_Teks Pilihan_
Senin 05 Sep 2022 14:13 WIB

Bangladesh Protes Pelanggaran Wilayah Udara Berulang oleh Myanmar

Meningkatnya ketegangan perbatasan dan pelanggaran wilayah udara oleh Myanmar

Rep: Rizky Jaramaya/ Red: Esthi Maharani
protes terhadap meningkatnya ketegangan perbatasan dan pelanggaran wilayah udara secara berulang oleh Myanmar.
Foto: Roger Arnold/UNHCR via AP
protes terhadap meningkatnya ketegangan perbatasan dan pelanggaran wilayah udara secara berulang oleh Myanmar.

REPUBLIKA.CO.ID, DHAKA -- Bangladesh pada Ahad (4/9/2022) memanggil duta besar Myanmar untuk ketiga kalinya dalam dua minggu terakhir. Pemanggilan ini sebagai protes terhadap meningkatnya ketegangan perbatasan dan pelanggaran wilayah udara secara berulang oleh Myanmar.

Duta Besar Myanmar di Dhaka, U Aung Kyaw Moe dipanggil ke Guest House Padma di Ibu Kota Dhaka. Pemanggilan dilakukan setelah dua peluru mortir yang ditembakkan oleh pasukan Myanmar mendarat di Bangladesh pada Sabtu (3/9/2022).

 “Kami memanggil duta besar Myanmar atas pendaratan peluru mortir baru-baru ini di dalam wilayah Bangladesh. Kami mengutuk keras pelanggaran wilayah udara dan penembakan di sepanjang perbatasan,” kata pejabat Kementerian Luar Negeri, Miah Md. Mainul Kabir, dilansir Anadolu Agency, Senin (5/9).

Kedua peluru mortir itu jatuh di lahan kosong di distrik timur laut, Bandarban.  Namun tidak ada cedera atau kerusakan properti yang dilaporkan. Sebelumnya, dua peluru mendarat di distrik yang sama pada 28 Agustus. Sehari kemudian Kementerian Luar Negeri memanggil utusan Myanmar untuk mengajukan protes.

Menyusul insiden tersebut, Bangladesh memerintahkan pasukan perbatasan untuk memperluas pemantauan dan langkah-langkah keamanan di seluruh perbatasan.  Penduduk perbatasan juga telah diinstruksikan untuk tetap waspada.

Ketegangan juga meningkat di dalam Bangladesh ketika baku tembak sengit antara tentara Myanmar dan pejuang Tentara Arakan meningkat. Saat ini Bangladesh menampung lebih dari 1,2 juta pengungsi Rohingya yang melarikan diri dari Negara Bagian Rakhine Myanmar, setelah tindakan keras militer  pada Agustus 2017.

Muslim Rohingya menghadapi diskriminasi yang meluas di Myanmar, yang mayoritas beragama Buddha. Sebagian besar warga Rohingya ditolak mendapatkan kewarganegaraan dan hak-hak lainnya.

Pejabat Bangladesh telah gagal untuk mengupayakan pemulangan pengungsi Rohinga ke Myanmar. Bangladesh melakukan dua upaya untuk mengirim para pengungsi Rohingya kembali ke Myanmar sejak 2017, namun tidak berhasil.

_Materi yang Disediakan_
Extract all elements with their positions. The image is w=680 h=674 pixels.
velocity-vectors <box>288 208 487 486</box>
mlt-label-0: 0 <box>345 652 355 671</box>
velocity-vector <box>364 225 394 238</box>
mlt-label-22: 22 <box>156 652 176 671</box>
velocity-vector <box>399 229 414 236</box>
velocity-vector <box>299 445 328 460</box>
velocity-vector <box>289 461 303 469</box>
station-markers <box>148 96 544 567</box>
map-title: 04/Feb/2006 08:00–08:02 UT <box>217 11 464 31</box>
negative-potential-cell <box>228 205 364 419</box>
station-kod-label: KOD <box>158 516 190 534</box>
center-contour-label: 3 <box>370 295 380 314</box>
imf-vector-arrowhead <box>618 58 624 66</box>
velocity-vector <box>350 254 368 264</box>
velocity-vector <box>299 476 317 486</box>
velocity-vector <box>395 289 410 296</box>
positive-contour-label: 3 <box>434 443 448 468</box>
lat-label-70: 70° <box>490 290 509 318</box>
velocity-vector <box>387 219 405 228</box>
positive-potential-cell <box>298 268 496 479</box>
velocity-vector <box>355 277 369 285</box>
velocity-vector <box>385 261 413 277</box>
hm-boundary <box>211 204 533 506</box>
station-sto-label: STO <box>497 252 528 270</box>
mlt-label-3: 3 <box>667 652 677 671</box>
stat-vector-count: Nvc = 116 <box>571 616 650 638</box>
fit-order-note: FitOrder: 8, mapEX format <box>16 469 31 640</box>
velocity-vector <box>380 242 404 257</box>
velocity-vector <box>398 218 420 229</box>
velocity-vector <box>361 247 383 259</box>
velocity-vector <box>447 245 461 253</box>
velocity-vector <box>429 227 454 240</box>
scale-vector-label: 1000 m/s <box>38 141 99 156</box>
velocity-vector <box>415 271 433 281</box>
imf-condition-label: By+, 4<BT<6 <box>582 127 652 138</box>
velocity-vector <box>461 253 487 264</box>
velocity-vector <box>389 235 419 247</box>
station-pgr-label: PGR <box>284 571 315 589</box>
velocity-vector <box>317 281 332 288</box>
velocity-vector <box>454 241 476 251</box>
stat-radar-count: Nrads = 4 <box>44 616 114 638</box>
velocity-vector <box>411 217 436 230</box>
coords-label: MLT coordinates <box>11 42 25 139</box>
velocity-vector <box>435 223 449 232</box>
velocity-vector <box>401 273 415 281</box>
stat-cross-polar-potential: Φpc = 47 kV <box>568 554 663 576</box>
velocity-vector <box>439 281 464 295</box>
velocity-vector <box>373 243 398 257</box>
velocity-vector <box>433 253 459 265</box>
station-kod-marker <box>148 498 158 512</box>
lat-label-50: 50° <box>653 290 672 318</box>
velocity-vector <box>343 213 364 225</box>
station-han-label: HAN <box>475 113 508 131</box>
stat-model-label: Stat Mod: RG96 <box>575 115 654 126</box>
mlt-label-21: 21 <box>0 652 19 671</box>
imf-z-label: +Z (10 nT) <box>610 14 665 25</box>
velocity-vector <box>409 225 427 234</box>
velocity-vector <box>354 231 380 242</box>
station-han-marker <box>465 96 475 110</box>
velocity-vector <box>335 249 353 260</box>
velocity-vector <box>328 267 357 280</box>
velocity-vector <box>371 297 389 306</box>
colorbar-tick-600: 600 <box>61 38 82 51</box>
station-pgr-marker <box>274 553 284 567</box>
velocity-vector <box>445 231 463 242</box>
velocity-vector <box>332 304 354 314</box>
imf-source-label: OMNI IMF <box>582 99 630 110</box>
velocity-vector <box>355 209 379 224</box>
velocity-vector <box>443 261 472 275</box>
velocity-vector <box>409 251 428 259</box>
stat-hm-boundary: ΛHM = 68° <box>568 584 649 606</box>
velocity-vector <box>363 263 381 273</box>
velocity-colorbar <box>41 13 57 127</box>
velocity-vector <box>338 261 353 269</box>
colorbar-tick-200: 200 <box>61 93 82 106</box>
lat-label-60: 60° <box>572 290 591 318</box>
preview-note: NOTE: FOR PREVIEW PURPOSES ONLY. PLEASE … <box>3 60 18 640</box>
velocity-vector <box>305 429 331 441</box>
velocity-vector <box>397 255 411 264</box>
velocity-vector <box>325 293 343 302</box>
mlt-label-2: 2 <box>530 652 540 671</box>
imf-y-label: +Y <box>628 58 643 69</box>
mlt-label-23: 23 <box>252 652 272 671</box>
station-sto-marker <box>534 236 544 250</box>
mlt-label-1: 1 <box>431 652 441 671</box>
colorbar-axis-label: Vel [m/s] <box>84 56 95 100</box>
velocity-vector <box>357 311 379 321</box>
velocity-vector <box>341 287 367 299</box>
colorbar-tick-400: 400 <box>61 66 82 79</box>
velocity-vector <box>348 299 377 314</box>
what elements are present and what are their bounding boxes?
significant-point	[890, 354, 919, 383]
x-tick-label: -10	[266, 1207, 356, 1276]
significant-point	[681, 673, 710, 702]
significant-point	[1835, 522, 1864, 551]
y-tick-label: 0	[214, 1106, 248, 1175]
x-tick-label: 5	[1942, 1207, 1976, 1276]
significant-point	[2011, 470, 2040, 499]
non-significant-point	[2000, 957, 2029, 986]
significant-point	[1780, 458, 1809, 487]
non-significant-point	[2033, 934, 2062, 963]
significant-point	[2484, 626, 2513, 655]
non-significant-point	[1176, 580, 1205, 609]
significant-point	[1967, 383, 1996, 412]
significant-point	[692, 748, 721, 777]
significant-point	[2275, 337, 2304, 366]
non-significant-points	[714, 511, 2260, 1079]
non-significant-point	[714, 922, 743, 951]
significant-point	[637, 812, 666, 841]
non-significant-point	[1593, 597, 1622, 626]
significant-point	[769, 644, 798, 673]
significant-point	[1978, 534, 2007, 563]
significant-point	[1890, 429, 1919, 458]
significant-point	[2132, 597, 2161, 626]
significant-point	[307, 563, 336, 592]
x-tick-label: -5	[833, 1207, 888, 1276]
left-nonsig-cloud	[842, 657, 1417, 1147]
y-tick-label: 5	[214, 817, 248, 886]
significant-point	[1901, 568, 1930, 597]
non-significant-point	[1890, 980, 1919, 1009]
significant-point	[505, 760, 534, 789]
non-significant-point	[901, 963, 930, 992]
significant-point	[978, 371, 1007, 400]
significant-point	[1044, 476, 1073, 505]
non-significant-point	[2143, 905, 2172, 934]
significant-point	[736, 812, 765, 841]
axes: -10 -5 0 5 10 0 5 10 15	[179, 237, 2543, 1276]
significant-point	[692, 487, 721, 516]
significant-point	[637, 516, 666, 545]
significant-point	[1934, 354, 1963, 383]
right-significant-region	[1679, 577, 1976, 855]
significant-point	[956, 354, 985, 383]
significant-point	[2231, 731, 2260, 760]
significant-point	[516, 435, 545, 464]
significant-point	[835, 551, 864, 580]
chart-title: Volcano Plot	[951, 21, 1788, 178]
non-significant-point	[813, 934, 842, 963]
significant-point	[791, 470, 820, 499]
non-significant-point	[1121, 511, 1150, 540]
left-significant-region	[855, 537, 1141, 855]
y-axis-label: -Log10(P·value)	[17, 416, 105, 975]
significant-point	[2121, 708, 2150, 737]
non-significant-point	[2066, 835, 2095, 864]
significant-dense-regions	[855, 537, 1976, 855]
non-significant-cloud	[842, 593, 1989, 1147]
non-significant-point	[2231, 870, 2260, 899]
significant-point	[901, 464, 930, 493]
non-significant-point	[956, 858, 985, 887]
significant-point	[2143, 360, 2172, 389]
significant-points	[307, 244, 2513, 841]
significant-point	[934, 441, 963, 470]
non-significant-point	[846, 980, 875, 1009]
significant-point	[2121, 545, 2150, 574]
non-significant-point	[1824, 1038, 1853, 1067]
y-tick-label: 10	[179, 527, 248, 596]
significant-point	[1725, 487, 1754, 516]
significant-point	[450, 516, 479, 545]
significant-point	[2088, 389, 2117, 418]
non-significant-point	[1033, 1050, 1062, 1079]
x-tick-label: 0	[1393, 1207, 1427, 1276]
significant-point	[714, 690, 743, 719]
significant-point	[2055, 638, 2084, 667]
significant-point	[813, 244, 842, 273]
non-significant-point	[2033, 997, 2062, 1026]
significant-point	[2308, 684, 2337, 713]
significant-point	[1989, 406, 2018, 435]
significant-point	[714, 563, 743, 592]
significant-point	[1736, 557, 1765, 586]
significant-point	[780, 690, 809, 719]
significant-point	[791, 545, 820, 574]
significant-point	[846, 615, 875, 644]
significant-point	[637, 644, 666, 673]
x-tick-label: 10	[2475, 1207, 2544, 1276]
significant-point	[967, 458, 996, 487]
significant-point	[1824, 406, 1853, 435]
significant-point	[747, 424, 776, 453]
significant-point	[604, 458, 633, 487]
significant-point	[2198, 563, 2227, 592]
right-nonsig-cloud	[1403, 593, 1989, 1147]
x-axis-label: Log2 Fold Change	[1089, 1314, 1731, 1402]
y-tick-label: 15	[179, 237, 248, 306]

_Soal dan Tugas_
**A)** Tuliskan ulang tanpa perubahan bagian berita tentang protes Bangladesh terhadap Myanmar, mulai dari "Duta Besar Myanmar di" sampai dengan "pada Sabtu (3/9/2022).".
**B)** Menurut berita tentang protes Bangladesh terhadap Myanmar, di distrik mana dua peluru mortir yang ditembakkan pada Sabtu (3/9/2022) jatuh?

_Jawaban Tiap Tugas_
**A)**
Duta Besar Myanmar di Dhaka, U Aung Kyaw Moe dipanggil ke Guest House Padma di Ibu Kota Dhaka. Pemanggilan dilakukan setelah dua peluru mortir yang ditembakkan oleh pasukan Myanmar mendarat di Bangladesh pada Sabtu (3/9/2022).

**B)** Di lahan kosong di distrik timur laut, Bandarban.